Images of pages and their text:

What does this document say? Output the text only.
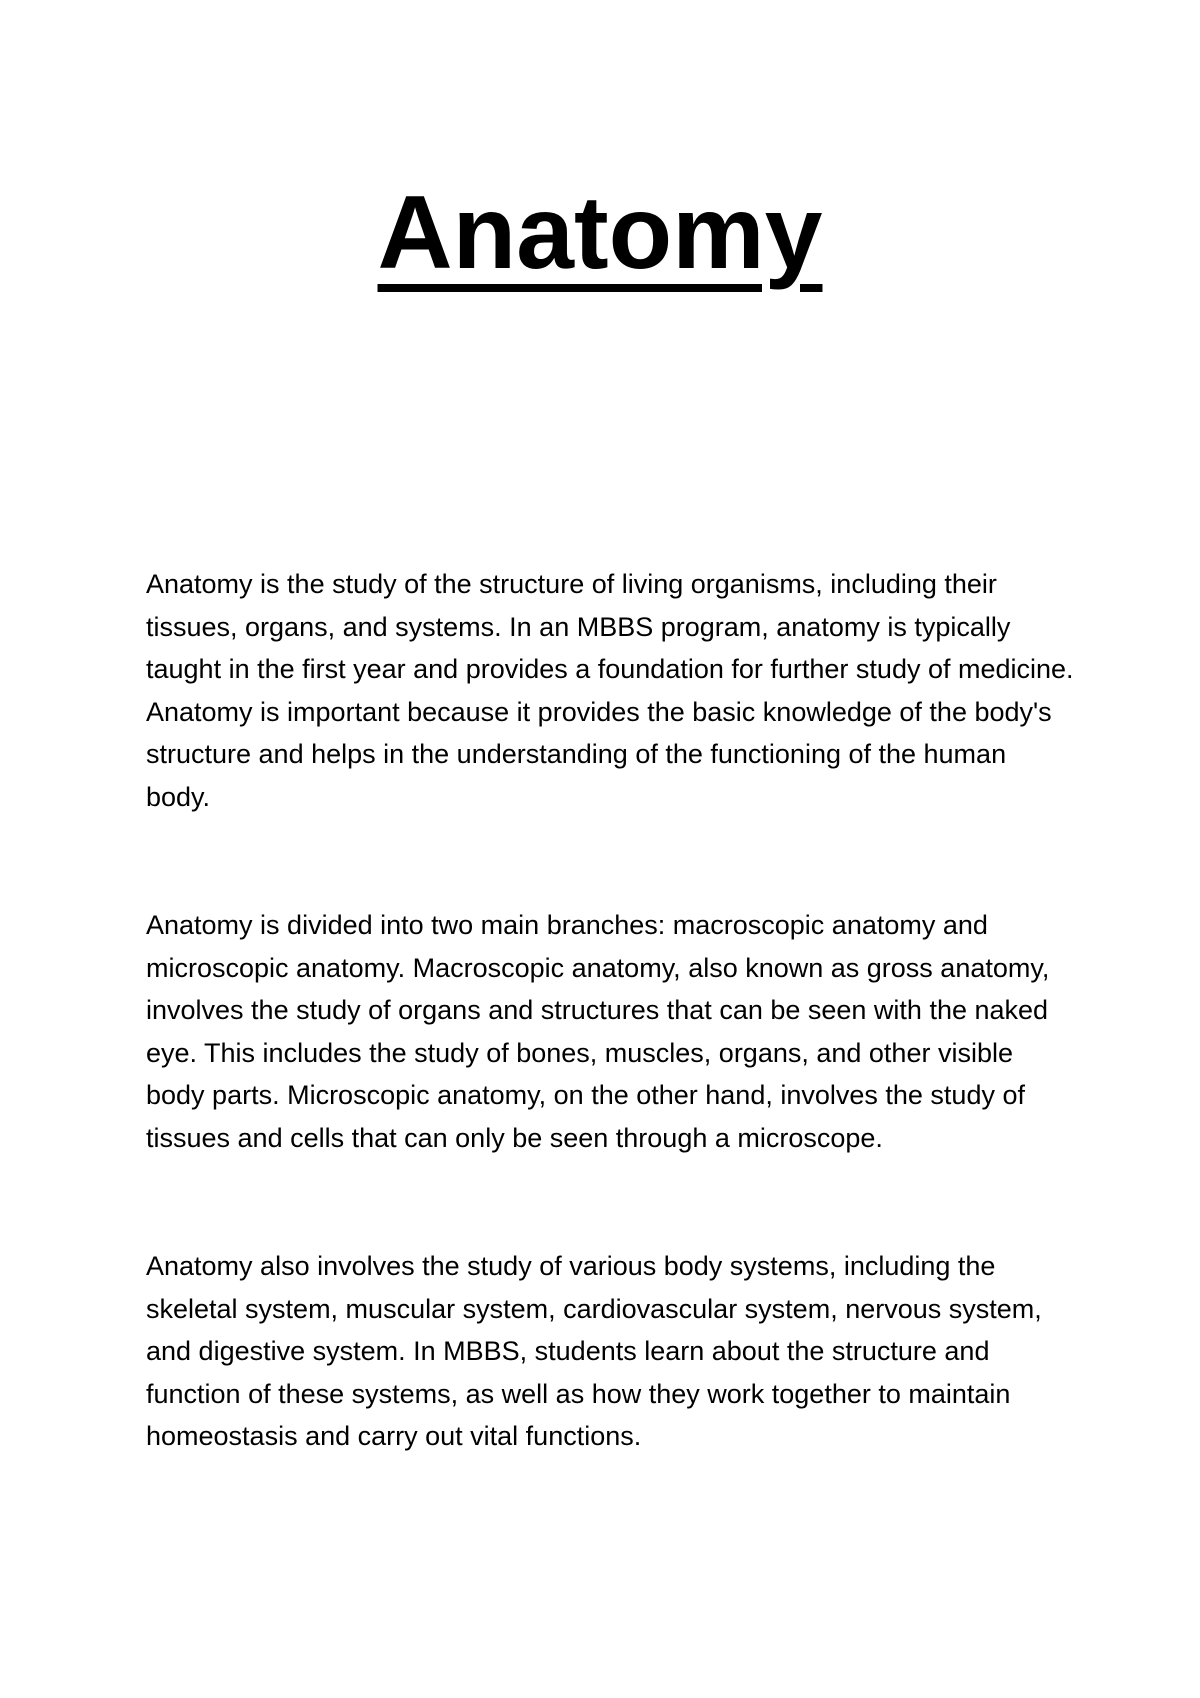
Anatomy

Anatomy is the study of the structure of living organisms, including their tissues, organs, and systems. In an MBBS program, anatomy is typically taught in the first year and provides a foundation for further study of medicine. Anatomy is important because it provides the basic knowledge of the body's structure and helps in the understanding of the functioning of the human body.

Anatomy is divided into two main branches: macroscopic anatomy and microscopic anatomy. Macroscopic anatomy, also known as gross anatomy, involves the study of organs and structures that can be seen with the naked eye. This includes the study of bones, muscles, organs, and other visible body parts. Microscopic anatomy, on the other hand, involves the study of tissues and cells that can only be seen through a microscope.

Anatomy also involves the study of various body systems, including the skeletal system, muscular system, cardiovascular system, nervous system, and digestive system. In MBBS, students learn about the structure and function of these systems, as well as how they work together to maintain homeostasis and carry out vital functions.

- [Your task]: Pictures are to be excluded; the records themselves are to be reproduced exactly.

- [Exercise result]:
What does this document say? Output the text only.
Anatomy

Anatomy is the study of the structure of living organisms, including their tissues, organs, and systems. In an MBBS program, anatomy is typically taught in the first year and provides a foundation for further study of medicine. Anatomy is important because it provides the basic knowledge of the body's structure and helps in the understanding of the functioning of the human body.

Anatomy is divided into two main branches: macroscopic anatomy and microscopic anatomy. Macroscopic anatomy, also known as gross anatomy, involves the study of organs and structures that can be seen with the naked eye. This includes the study of bones, muscles, organs, and other visible body parts. Microscopic anatomy, on the other hand, involves the study of tissues and cells that can only be seen through a microscope.

Anatomy also involves the study of various body systems, including the skeletal system, muscular system, cardiovascular system, nervous system, and digestive system. In MBBS, students learn about the structure and function of these systems, as well as how they work together to maintain homeostasis and carry out vital functions.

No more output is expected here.